Write out every line below that includes the word "follow".

Extracted data entries:
--- --- ---
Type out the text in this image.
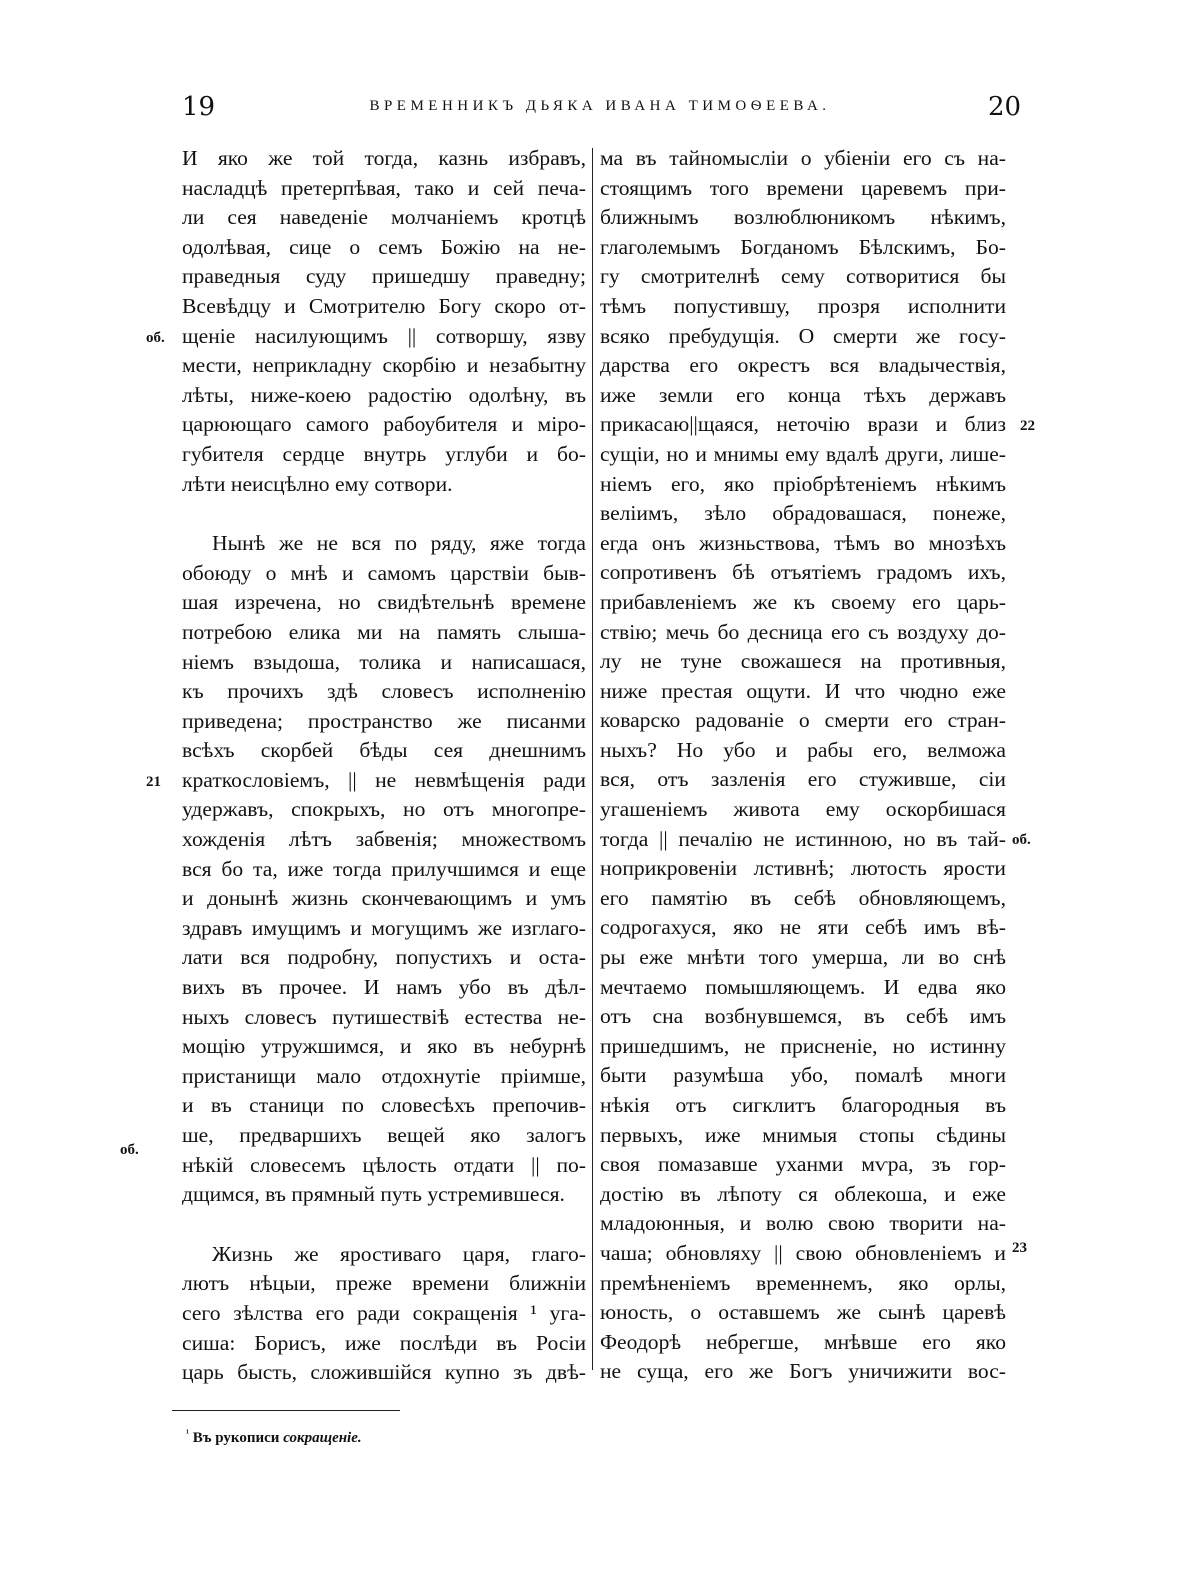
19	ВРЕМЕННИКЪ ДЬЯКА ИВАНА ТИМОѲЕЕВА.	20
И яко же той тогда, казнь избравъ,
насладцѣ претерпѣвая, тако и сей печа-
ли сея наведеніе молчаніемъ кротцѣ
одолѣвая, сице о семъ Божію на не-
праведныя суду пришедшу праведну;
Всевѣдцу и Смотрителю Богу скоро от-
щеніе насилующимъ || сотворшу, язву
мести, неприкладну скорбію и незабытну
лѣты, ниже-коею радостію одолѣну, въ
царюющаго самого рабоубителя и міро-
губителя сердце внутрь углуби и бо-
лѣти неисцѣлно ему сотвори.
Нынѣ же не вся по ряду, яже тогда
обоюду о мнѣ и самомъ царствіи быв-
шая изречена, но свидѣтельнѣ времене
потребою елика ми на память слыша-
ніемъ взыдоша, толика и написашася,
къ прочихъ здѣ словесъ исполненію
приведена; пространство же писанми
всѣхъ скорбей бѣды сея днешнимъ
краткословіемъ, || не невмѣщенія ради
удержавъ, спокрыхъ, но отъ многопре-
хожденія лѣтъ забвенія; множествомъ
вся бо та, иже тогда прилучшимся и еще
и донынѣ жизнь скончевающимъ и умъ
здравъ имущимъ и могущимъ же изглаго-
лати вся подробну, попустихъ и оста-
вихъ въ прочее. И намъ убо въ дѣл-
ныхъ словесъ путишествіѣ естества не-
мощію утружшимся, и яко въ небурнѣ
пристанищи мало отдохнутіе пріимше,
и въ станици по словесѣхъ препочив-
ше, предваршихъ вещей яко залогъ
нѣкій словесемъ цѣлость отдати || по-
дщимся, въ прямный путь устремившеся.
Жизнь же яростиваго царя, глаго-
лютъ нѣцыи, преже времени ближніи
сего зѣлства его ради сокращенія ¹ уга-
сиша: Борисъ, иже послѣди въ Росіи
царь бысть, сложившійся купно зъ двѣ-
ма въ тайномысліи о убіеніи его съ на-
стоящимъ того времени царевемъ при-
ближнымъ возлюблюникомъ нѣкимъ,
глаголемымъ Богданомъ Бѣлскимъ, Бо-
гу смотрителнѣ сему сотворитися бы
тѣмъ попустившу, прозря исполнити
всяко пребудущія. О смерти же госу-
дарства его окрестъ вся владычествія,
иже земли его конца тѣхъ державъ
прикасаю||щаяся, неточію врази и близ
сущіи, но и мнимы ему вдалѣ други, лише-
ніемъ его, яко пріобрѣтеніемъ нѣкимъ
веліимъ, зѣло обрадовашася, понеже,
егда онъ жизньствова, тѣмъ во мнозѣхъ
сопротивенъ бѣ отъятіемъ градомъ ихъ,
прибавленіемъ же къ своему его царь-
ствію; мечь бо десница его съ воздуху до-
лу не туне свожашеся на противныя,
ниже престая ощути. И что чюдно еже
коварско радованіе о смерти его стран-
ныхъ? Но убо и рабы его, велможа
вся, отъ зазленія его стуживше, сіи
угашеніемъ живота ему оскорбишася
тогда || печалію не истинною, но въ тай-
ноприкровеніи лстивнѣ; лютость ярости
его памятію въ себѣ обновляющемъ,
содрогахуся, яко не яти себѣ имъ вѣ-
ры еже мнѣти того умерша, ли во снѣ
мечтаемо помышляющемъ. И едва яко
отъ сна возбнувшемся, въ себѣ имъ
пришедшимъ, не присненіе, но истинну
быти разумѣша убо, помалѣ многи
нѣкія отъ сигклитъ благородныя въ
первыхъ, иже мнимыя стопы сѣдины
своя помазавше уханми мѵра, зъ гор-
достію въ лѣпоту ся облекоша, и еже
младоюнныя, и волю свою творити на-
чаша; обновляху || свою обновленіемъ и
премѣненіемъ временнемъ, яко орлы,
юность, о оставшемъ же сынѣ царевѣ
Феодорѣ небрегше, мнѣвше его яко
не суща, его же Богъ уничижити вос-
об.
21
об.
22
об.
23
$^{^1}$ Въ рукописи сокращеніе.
--- --- ---
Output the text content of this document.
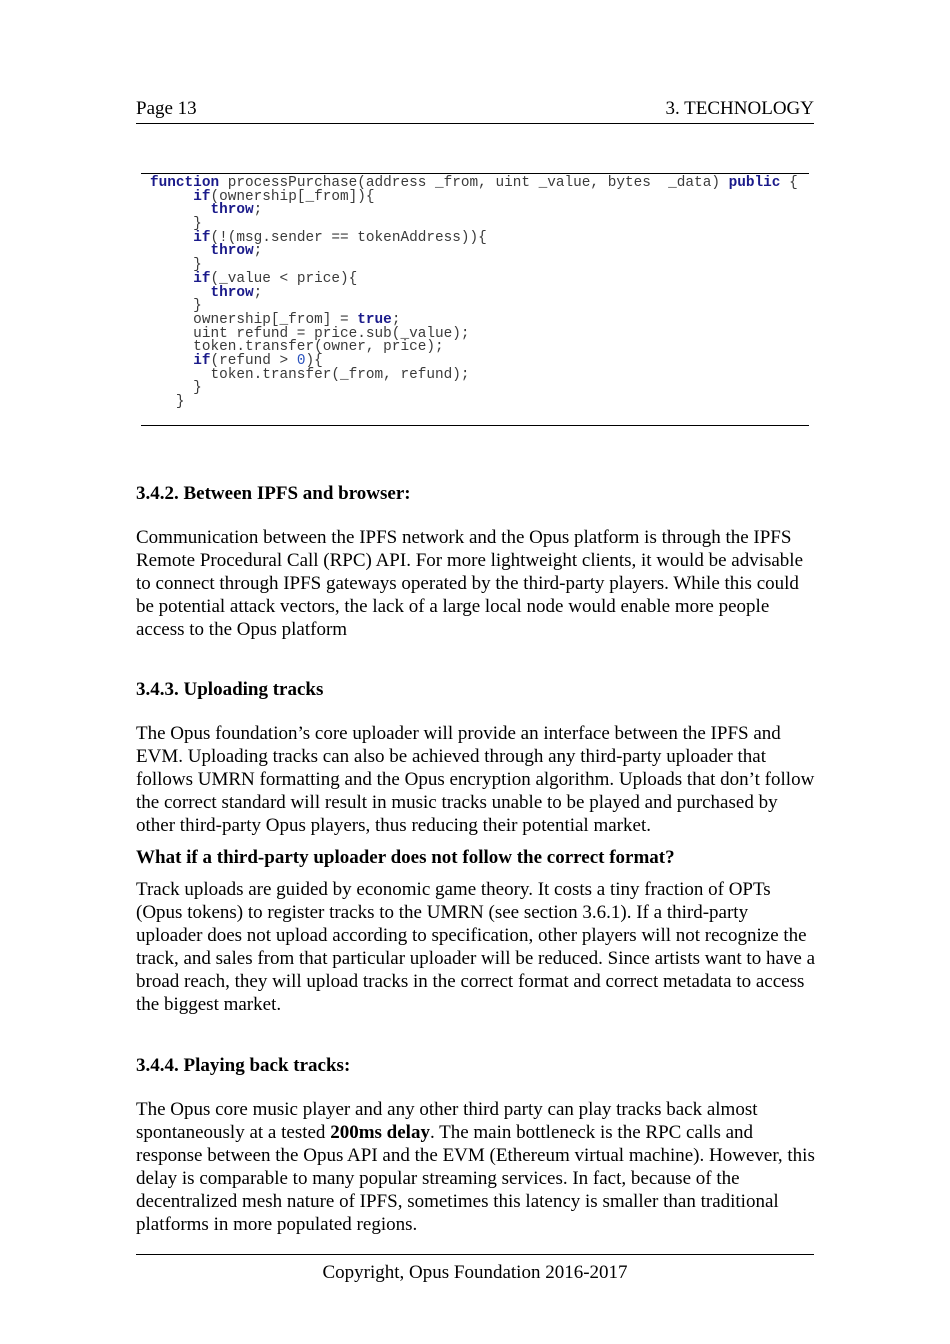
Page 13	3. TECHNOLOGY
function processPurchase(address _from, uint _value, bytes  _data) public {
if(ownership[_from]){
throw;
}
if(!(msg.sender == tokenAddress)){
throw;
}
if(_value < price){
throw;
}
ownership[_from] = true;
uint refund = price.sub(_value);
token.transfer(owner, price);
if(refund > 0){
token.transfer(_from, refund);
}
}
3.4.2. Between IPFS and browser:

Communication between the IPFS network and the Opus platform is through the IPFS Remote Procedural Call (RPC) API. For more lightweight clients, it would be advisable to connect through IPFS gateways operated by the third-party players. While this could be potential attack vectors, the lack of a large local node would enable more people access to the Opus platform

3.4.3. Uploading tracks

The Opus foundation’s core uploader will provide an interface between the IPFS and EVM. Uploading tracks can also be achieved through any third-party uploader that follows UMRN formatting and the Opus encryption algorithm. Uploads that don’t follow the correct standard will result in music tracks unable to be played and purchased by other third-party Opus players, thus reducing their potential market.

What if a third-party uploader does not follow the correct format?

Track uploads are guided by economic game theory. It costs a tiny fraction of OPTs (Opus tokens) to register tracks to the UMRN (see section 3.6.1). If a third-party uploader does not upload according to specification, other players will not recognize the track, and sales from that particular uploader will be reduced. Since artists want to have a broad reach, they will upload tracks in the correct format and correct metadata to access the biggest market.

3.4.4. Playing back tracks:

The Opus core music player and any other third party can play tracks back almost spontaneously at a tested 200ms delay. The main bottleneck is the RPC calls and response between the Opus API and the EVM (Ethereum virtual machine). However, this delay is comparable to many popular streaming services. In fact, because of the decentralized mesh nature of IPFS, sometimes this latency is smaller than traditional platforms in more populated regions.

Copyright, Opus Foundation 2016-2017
--- --- ---
:: The answer ::
The Opus foundation’s core uploader will provide an interface between the IPFS and EVM. Uploading tracks can also be achieved through any third-party uploader that follows UMRN formatting and the Opus encryption algorithm. Uploads that don’t follow the correct standard will result in music tracks unable to be played and purchased by other third-party Opus players, thus reducing their potential market.
What if a third-party uploader does not follow the correct format?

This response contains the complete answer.